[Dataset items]
- - - -
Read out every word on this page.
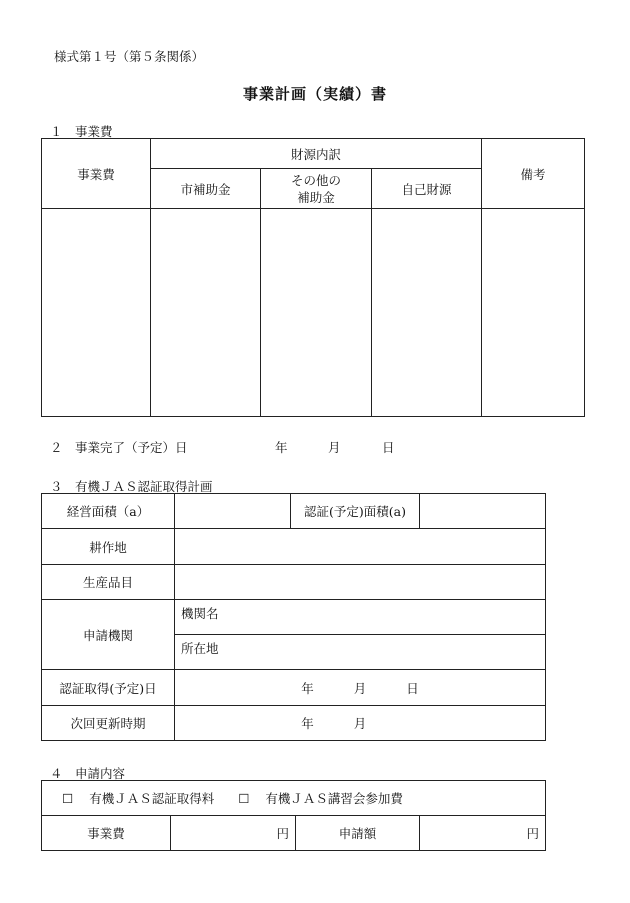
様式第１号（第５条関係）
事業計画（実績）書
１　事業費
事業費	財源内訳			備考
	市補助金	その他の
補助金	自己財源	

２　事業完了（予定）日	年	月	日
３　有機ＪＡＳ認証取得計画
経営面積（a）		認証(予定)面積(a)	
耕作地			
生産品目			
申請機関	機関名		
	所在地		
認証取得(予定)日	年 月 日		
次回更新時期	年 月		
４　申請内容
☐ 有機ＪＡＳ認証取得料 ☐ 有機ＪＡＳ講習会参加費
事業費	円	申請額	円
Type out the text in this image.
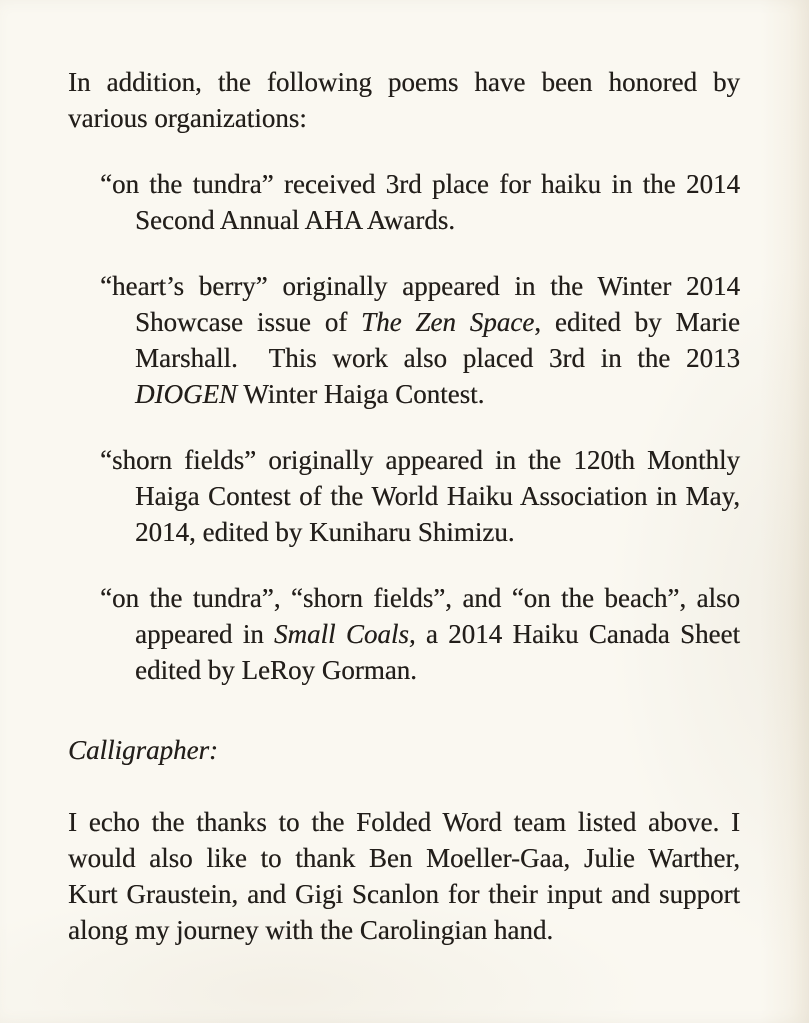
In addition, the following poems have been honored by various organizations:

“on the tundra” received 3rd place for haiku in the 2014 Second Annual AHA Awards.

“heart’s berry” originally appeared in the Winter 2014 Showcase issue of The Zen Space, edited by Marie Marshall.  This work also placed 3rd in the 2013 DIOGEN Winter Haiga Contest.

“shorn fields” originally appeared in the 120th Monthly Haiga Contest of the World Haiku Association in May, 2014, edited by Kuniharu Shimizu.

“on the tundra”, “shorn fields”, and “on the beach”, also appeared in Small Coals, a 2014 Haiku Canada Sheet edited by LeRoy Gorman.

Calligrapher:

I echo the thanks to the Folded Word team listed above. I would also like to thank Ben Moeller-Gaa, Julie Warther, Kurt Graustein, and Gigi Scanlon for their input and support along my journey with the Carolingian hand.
- - - -
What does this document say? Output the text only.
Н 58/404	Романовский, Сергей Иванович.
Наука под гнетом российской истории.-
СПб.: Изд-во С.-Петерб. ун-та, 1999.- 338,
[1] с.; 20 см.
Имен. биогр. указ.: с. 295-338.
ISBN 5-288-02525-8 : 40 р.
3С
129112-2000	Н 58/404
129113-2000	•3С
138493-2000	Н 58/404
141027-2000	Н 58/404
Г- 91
- - - -
• [Work required]: Show all lines from the data above in which the word "also" appears.

• [Answer for this exercise]:
“heart’s berry” originally appeared in the Winter 2014 Showcase issue of The Zen Space, edited by Marie Marshall.  This work also placed 3rd in the 2013 DIOGEN Winter Haiga Contest.
“on the tundra”, “shorn fields”, and “on the beach”, also appeared in Small Coals, a 2014 Haiku Canada Sheet edited by LeRoy Gorman.
I echo the thanks to the Folded Word team listed above. I would also like to thank Ben Moeller-Gaa, Julie Warther, Kurt Graustein, and Gigi Scanlon for their input and support along my journey with the Carolingian hand.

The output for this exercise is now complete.